* [To do]: Present the data once more in exactly its original form.

Stored data
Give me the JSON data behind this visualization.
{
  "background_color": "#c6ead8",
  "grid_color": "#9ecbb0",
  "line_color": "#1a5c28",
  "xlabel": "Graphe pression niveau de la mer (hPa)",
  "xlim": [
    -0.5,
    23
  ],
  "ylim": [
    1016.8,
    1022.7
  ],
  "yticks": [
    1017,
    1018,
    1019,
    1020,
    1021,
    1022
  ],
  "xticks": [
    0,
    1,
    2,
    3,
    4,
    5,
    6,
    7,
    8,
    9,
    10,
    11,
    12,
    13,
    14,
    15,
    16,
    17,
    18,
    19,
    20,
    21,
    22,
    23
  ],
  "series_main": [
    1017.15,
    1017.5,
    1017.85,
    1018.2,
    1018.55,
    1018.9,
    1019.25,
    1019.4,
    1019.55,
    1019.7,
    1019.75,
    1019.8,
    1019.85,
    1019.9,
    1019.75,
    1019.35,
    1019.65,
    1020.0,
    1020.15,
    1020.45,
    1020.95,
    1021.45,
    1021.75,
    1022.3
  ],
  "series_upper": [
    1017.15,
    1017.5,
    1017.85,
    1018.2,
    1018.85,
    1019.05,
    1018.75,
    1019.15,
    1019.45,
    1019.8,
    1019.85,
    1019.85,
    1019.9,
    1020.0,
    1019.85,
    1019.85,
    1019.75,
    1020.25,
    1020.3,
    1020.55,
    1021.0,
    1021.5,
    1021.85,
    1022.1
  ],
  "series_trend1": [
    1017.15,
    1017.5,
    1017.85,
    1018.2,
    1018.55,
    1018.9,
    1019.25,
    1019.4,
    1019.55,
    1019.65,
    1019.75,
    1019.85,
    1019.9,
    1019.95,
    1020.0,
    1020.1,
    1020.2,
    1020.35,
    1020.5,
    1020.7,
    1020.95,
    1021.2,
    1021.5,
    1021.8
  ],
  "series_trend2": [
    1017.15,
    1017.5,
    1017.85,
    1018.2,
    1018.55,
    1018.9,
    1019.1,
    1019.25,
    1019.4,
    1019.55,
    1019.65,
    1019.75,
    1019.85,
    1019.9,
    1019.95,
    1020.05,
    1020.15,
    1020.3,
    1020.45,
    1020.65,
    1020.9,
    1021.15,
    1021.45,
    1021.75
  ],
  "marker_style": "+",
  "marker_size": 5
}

* [Solution]:
Give me the JSON data behind this visualization.
{
  "background_color": "#c6ead8",
  "grid_color": "#9ecbb0",
  "line_color": "#1a5c28",
  "xlabel": "Graphe pression niveau de la mer (hPa)",
  "xlim": [
    -0.5,
    23
  ],
  "ylim": [
    1016.8,
    1022.7
  ],
  "yticks": [
    1017,
    1018,
    1019,
    1020,
    1021,
    1022
  ],
  "xticks": [
    0,
    1,
    2,
    3,
    4,
    5,
    6,
    7,
    8,
    9,
    10,
    11,
    12,
    13,
    14,
    15,
    16,
    17,
    18,
    19,
    20,
    21,
    22,
    23
  ],
  "series_main": [
    1017.15,
    1017.5,
    1017.85,
    1018.2,
    1018.55,
    1018.9,
    1019.25,
    1019.4,
    1019.55,
    1019.7,
    1019.75,
    1019.8,
    1019.85,
    1019.9,
    1019.75,
    1019.35,
    1019.65,
    1020.0,
    1020.15,
    1020.45,
    1020.95,
    1021.45,
    1021.75,
    1022.3
  ],
  "series_upper": [
    1017.15,
    1017.5,
    1017.85,
    1018.2,
    1018.85,
    1019.05,
    1018.75,
    1019.15,
    1019.45,
    1019.8,
    1019.85,
    1019.85,
    1019.9,
    1020.0,
    1019.85,
    1019.85,
    1019.75,
    1020.25,
    1020.3,
    1020.55,
    1021.0,
    1021.5,
    1021.85,
    1022.1
  ],
  "series_trend1": [
    1017.15,
    1017.5,
    1017.85,
    1018.2,
    1018.55,
    1018.9,
    1019.25,
    1019.4,
    1019.55,
    1019.65,
    1019.75,
    1019.85,
    1019.9,
    1019.95,
    1020.0,
    1020.1,
    1020.2,
    1020.35,
    1020.5,
    1020.7,
    1020.95,
    1021.2,
    1021.5,
    1021.8
  ],
  "series_trend2": [
    1017.15,
    1017.5,
    1017.85,
    1018.2,
    1018.55,
    1018.9,
    1019.1,
    1019.25,
    1019.4,
    1019.55,
    1019.65,
    1019.75,
    1019.85,
    1019.9,
    1019.95,
    1020.05,
    1020.15,
    1020.3,
    1020.45,
    1020.65,
    1020.9,
    1021.15,
    1021.45,
    1021.75
  ],
  "marker_style": "+",
  "marker_size": 5
}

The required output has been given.